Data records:
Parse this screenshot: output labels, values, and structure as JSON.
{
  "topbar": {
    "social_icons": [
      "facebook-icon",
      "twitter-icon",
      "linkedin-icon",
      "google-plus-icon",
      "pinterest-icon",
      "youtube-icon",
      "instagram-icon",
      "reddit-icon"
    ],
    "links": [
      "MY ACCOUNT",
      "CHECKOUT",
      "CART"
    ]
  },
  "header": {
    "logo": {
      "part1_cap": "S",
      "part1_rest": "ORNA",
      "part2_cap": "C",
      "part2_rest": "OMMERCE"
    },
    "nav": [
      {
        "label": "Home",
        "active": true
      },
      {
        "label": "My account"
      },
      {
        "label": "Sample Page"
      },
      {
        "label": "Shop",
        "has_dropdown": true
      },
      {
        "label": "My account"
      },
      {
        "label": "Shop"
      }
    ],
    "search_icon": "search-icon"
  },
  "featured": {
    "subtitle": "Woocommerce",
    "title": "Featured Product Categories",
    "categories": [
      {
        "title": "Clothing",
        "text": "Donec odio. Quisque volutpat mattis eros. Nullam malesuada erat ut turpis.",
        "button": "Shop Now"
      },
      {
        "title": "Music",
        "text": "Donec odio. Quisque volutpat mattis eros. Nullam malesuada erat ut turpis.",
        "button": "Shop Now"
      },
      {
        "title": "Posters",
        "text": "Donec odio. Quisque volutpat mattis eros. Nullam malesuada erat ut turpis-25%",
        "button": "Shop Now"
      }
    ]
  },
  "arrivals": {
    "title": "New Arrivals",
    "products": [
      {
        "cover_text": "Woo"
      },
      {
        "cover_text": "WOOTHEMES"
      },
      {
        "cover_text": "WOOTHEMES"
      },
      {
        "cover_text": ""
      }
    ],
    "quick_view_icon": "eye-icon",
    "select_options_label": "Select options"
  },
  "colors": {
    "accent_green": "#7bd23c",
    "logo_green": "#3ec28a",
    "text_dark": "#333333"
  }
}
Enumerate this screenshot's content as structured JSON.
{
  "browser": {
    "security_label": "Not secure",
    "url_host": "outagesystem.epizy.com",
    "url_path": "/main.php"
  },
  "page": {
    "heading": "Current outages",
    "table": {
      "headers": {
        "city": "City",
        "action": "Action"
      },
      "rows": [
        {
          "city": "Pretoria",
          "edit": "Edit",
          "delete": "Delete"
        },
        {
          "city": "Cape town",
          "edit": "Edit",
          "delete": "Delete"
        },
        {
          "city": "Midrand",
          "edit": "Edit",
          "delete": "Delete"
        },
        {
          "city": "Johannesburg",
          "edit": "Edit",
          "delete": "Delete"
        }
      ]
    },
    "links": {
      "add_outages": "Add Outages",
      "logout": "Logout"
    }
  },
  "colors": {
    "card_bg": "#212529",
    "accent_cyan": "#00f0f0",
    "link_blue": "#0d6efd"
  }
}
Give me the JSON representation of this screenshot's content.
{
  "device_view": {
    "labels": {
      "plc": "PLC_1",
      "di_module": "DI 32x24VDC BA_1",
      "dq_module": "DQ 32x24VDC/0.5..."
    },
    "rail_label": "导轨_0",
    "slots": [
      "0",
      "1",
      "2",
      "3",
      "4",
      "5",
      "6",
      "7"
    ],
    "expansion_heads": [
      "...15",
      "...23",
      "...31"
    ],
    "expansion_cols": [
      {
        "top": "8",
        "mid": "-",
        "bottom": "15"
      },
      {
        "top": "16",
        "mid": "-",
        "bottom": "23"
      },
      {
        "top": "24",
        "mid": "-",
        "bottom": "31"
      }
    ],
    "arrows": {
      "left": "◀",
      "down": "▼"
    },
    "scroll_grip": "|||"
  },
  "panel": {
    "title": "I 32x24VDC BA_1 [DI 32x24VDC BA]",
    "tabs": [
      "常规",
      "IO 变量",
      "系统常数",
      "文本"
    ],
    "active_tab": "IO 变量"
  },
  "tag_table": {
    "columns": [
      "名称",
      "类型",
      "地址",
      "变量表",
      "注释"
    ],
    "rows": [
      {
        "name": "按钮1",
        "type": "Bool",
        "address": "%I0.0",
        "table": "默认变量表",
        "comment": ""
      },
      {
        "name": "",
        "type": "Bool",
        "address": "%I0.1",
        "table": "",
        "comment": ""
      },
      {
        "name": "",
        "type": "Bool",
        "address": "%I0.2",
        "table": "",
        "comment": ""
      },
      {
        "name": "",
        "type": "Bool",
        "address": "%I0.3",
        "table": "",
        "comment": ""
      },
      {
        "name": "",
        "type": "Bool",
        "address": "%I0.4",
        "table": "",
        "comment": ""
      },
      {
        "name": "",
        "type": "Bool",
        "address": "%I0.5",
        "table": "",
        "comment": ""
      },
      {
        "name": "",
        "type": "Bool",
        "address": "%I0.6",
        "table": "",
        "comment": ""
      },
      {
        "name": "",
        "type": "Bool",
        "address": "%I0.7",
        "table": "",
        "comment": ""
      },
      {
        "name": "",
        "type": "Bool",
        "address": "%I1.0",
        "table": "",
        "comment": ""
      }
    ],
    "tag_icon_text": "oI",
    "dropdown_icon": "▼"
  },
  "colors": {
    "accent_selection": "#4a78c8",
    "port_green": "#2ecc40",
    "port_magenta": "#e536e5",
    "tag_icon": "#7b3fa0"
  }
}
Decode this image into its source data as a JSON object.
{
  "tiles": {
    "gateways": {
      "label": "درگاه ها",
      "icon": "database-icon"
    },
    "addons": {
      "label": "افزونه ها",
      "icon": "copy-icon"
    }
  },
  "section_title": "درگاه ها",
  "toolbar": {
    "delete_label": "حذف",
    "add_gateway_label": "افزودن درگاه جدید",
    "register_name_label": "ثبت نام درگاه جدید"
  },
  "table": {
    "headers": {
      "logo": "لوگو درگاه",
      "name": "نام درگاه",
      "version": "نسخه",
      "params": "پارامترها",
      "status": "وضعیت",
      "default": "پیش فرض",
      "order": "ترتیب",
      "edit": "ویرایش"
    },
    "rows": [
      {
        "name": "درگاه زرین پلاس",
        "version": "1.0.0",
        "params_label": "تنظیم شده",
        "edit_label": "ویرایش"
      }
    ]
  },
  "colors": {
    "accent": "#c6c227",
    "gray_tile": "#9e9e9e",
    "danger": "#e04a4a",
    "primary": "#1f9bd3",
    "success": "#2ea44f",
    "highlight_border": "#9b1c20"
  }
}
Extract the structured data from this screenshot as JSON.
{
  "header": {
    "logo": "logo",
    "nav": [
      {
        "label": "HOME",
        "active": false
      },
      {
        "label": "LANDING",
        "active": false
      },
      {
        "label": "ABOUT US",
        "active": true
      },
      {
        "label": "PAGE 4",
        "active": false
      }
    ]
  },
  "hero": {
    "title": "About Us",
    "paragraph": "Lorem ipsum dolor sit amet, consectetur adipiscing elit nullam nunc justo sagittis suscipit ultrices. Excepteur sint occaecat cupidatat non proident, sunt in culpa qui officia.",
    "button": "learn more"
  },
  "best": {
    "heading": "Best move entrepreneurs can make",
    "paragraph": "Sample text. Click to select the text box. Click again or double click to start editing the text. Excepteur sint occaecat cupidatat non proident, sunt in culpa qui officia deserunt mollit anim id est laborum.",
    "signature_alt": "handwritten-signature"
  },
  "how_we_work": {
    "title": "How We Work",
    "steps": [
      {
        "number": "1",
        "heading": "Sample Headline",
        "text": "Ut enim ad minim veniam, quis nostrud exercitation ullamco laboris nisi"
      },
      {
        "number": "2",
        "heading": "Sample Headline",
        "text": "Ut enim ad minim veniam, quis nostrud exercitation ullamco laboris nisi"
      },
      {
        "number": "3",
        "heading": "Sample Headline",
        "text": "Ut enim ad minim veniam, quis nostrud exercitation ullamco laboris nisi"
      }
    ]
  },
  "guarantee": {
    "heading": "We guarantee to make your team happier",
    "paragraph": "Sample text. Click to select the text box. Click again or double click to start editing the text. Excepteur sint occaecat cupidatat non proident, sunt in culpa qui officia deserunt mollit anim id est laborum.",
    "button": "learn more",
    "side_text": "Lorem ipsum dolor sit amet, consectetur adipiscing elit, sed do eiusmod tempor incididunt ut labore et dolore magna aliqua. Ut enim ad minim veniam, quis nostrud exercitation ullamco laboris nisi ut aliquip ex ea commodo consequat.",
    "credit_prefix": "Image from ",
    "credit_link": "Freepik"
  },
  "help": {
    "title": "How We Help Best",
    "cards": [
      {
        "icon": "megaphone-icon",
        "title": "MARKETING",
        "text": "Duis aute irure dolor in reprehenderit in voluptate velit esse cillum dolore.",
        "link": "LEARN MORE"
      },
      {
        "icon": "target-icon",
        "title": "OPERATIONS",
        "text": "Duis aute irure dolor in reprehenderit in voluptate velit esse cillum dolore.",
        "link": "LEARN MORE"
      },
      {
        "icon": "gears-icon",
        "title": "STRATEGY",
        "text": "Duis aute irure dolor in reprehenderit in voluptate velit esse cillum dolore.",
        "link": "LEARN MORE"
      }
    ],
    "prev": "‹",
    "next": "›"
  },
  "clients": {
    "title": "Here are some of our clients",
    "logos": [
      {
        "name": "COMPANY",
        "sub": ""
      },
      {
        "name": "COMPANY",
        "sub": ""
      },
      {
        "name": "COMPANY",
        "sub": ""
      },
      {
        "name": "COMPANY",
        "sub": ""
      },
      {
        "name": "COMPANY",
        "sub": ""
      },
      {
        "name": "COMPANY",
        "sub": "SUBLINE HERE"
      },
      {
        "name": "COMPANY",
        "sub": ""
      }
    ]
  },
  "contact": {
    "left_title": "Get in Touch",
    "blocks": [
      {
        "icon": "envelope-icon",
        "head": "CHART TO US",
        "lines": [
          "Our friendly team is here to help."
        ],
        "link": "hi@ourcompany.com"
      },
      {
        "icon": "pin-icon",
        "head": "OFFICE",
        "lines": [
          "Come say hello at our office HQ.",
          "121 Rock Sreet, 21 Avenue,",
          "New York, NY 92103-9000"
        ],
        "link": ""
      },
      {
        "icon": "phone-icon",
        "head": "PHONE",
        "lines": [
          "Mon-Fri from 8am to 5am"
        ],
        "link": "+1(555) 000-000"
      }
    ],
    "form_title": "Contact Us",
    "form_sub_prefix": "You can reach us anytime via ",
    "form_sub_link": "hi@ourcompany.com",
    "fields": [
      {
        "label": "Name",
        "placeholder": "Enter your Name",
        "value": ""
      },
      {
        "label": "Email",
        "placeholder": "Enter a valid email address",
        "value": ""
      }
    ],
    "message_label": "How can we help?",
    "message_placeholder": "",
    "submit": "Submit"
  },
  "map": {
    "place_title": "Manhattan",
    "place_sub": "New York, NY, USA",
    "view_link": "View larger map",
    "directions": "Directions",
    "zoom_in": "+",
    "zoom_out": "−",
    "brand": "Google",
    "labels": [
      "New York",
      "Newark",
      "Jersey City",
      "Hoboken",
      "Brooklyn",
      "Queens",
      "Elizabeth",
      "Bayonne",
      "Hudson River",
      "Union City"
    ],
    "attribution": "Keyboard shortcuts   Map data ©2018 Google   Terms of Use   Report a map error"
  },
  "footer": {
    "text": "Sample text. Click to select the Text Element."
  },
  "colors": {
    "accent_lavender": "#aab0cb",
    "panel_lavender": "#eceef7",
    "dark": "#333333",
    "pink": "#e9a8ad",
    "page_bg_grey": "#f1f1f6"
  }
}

• Problem details
From the listing, copy every line where the string "جدید" appears.

• Correct response
    "add_gateway_label": "افزودن درگاه جدید",
    "register_name_label": "ثبت نام درگاه جدید"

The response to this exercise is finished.